Work to do:
Copy the following lines word for word, without any changes.

═════ Data to use

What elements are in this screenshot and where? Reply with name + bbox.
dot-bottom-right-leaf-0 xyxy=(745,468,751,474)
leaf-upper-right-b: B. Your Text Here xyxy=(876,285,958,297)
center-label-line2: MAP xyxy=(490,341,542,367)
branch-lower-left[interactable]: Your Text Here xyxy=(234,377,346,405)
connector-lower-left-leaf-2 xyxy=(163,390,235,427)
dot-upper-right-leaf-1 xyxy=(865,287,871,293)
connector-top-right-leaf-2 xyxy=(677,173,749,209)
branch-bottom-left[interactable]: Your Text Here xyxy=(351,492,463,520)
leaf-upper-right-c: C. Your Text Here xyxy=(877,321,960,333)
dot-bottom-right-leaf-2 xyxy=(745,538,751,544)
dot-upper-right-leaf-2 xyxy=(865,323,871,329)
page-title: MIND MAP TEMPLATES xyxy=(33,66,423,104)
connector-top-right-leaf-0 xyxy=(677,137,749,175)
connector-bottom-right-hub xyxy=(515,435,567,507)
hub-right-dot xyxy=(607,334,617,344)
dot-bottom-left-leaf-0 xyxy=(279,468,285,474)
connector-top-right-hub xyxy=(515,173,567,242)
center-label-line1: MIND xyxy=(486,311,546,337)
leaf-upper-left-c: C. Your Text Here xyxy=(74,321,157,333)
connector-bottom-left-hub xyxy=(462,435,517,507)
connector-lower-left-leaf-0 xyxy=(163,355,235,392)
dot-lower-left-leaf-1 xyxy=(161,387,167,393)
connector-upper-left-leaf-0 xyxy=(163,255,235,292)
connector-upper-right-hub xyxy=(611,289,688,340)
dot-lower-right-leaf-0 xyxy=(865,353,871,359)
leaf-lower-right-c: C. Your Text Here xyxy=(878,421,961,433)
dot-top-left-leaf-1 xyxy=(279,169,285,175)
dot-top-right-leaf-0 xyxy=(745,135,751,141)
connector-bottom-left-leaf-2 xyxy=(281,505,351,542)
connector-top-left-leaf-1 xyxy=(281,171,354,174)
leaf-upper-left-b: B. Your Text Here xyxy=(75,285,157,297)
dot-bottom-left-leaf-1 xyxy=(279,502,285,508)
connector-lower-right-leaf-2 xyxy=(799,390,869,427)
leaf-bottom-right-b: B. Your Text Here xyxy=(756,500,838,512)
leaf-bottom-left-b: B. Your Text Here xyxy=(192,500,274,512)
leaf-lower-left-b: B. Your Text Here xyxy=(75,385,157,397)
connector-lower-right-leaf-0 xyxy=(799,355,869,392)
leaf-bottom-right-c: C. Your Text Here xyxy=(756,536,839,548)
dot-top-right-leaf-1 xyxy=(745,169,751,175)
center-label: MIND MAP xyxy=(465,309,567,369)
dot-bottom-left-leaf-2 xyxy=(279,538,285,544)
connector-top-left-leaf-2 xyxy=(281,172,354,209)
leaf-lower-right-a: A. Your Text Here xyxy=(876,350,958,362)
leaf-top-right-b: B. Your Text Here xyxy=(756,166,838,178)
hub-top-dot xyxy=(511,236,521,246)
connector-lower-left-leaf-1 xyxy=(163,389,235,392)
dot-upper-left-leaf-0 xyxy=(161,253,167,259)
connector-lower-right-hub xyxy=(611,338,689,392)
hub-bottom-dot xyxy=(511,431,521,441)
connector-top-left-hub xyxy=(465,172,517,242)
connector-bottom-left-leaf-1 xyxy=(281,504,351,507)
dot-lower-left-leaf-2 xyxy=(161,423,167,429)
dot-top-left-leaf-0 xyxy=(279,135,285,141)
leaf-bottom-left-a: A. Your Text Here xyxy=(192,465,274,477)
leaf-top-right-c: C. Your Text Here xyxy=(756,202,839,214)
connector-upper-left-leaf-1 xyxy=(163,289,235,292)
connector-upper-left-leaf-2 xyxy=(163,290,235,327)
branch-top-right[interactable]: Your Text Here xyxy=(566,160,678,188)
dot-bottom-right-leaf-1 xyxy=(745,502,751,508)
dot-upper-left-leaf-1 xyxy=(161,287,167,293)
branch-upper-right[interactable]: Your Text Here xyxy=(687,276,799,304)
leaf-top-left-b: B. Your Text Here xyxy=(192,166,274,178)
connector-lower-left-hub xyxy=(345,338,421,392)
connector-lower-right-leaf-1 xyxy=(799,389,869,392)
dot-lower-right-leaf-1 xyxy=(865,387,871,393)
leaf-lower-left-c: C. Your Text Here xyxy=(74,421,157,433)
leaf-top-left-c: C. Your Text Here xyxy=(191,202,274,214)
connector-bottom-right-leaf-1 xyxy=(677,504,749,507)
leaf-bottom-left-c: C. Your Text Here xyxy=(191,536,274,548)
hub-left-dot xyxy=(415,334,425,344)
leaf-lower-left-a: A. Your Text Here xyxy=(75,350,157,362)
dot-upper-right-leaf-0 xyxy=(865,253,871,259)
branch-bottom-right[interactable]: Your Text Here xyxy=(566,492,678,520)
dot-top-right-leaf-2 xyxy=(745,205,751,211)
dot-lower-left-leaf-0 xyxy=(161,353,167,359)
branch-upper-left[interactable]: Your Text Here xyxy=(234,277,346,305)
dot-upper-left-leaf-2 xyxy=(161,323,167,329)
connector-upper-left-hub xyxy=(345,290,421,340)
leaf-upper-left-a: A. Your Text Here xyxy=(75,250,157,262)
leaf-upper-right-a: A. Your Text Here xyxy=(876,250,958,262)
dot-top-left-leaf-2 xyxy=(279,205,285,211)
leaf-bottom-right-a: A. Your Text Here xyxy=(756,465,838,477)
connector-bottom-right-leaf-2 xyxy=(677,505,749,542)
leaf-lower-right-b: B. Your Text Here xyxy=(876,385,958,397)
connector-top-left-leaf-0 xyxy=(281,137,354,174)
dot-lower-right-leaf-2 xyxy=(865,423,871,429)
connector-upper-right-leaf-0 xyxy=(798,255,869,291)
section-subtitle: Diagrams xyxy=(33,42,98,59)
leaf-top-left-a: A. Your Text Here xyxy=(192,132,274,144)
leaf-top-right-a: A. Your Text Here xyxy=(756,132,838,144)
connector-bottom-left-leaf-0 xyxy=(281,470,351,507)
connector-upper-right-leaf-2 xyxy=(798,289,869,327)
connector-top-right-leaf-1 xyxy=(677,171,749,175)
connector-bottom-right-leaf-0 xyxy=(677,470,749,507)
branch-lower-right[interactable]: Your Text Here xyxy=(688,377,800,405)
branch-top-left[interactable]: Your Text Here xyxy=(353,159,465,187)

══════════

Output of the exercise:
What elements are in this screenshot and where? Reply with name + bbox.
dot-bottom-right-leaf-0 xyxy=(745,468,751,474)
leaf-upper-right-b: B. Your Text Here xyxy=(876,285,958,297)
center-label-line2: MAP xyxy=(490,341,542,367)
branch-lower-left[interactable]: Your Text Here xyxy=(234,377,346,405)
connector-lower-left-leaf-2 xyxy=(163,390,235,427)
dot-upper-right-leaf-1 xyxy=(865,287,871,293)
connector-top-right-leaf-2 xyxy=(677,173,749,209)
branch-bottom-left[interactable]: Your Text Here xyxy=(351,492,463,520)
leaf-upper-right-c: C. Your Text Here xyxy=(877,321,960,333)
dot-bottom-right-leaf-2 xyxy=(745,538,751,544)
dot-upper-right-leaf-2 xyxy=(865,323,871,329)
page-title: MIND MAP TEMPLATES xyxy=(33,66,423,104)
connector-top-right-leaf-0 xyxy=(677,137,749,175)
connector-bottom-right-hub xyxy=(515,435,567,507)
hub-right-dot xyxy=(607,334,617,344)
dot-bottom-left-leaf-0 xyxy=(279,468,285,474)
connector-top-right-hub xyxy=(515,173,567,242)
center-label-line1: MIND xyxy=(486,311,546,337)
leaf-upper-left-c: C. Your Text Here xyxy=(74,321,157,333)
connector-bottom-left-hub xyxy=(462,435,517,507)
connector-lower-left-leaf-0 xyxy=(163,355,235,392)
dot-lower-left-leaf-1 xyxy=(161,387,167,393)
connector-upper-left-leaf-0 xyxy=(163,255,235,292)
connector-upper-right-hub xyxy=(611,289,688,340)
dot-lower-right-leaf-0 xyxy=(865,353,871,359)
leaf-lower-right-c: C. Your Text Here xyxy=(878,421,961,433)
dot-top-left-leaf-1 xyxy=(279,169,285,175)
dot-top-right-leaf-0 xyxy=(745,135,751,141)
connector-bottom-left-leaf-2 xyxy=(281,505,351,542)
connector-top-left-leaf-1 xyxy=(281,171,354,174)
leaf-upper-left-b: B. Your Text Here xyxy=(75,285,157,297)
dot-bottom-left-leaf-1 xyxy=(279,502,285,508)
connector-lower-right-leaf-2 xyxy=(799,390,869,427)
leaf-bottom-right-b: B. Your Text Here xyxy=(756,500,838,512)
leaf-bottom-left-b: B. Your Text Here xyxy=(192,500,274,512)
leaf-lower-left-b: B. Your Text Here xyxy=(75,385,157,397)
connector-lower-right-leaf-0 xyxy=(799,355,869,392)
leaf-bottom-right-c: C. Your Text Here xyxy=(756,536,839,548)
dot-top-right-leaf-1 xyxy=(745,169,751,175)
center-label: MIND MAP xyxy=(465,309,567,369)
dot-bottom-left-leaf-2 xyxy=(279,538,285,544)
connector-top-left-leaf-2 xyxy=(281,172,354,209)
leaf-lower-right-a: A. Your Text Here xyxy=(876,350,958,362)
leaf-top-right-b: B. Your Text Here xyxy=(756,166,838,178)
hub-top-dot xyxy=(511,236,521,246)
connector-lower-left-leaf-1 xyxy=(163,389,235,392)
dot-upper-left-leaf-0 xyxy=(161,253,167,259)
connector-lower-right-hub xyxy=(611,338,689,392)
hub-bottom-dot xyxy=(511,431,521,441)
connector-top-left-hub xyxy=(465,172,517,242)
connector-bottom-left-leaf-1 xyxy=(281,504,351,507)
dot-lower-left-leaf-2 xyxy=(161,423,167,429)
dot-top-left-leaf-0 xyxy=(279,135,285,141)
leaf-bottom-left-a: A. Your Text Here xyxy=(192,465,274,477)
leaf-top-right-c: C. Your Text Here xyxy=(756,202,839,214)
connector-upper-left-leaf-1 xyxy=(163,289,235,292)
connector-upper-left-leaf-2 xyxy=(163,290,235,327)
branch-top-right[interactable]: Your Text Here xyxy=(566,160,678,188)
dot-bottom-right-leaf-1 xyxy=(745,502,751,508)
dot-upper-left-leaf-1 xyxy=(161,287,167,293)
branch-upper-right[interactable]: Your Text Here xyxy=(687,276,799,304)
leaf-top-left-b: B. Your Text Here xyxy=(192,166,274,178)
connector-lower-left-hub xyxy=(345,338,421,392)
connector-lower-right-leaf-1 xyxy=(799,389,869,392)
dot-lower-right-leaf-1 xyxy=(865,387,871,393)
leaf-lower-left-c: C. Your Text Here xyxy=(74,421,157,433)
leaf-top-left-c: C. Your Text Here xyxy=(191,202,274,214)
connector-bottom-right-leaf-1 xyxy=(677,504,749,507)
leaf-bottom-left-c: C. Your Text Here xyxy=(191,536,274,548)
hub-left-dot xyxy=(415,334,425,344)
leaf-lower-left-a: A. Your Text Here xyxy=(75,350,157,362)
dot-upper-right-leaf-0 xyxy=(865,253,871,259)
branch-bottom-right[interactable]: Your Text Here xyxy=(566,492,678,520)
dot-top-right-leaf-2 xyxy=(745,205,751,211)
dot-lower-left-leaf-0 xyxy=(161,353,167,359)
branch-upper-left[interactable]: Your Text Here xyxy=(234,277,346,305)
dot-upper-left-leaf-2 xyxy=(161,323,167,329)
connector-upper-left-hub xyxy=(345,290,421,340)
leaf-upper-left-a: A. Your Text Here xyxy=(75,250,157,262)
leaf-upper-right-a: A. Your Text Here xyxy=(876,250,958,262)
dot-top-left-leaf-2 xyxy=(279,205,285,211)
leaf-bottom-right-a: A. Your Text Here xyxy=(756,465,838,477)
connector-bottom-right-leaf-2 xyxy=(677,505,749,542)
leaf-lower-right-b: B. Your Text Here xyxy=(876,385,958,397)
connector-top-left-leaf-0 xyxy=(281,137,354,174)
dot-lower-right-leaf-2 xyxy=(865,423,871,429)
connector-upper-right-leaf-0 xyxy=(798,255,869,291)
section-subtitle: Diagrams xyxy=(33,42,98,59)
leaf-top-left-a: A. Your Text Here xyxy=(192,132,274,144)
leaf-top-right-a: A. Your Text Here xyxy=(756,132,838,144)
connector-bottom-left-leaf-0 xyxy=(281,470,351,507)
connector-upper-right-leaf-2 xyxy=(798,289,869,327)
connector-top-right-leaf-1 xyxy=(677,171,749,175)
connector-bottom-right-leaf-0 xyxy=(677,470,749,507)
branch-lower-right[interactable]: Your Text Here xyxy=(688,377,800,405)
branch-top-left[interactable]: Your Text Here xyxy=(353,159,465,187)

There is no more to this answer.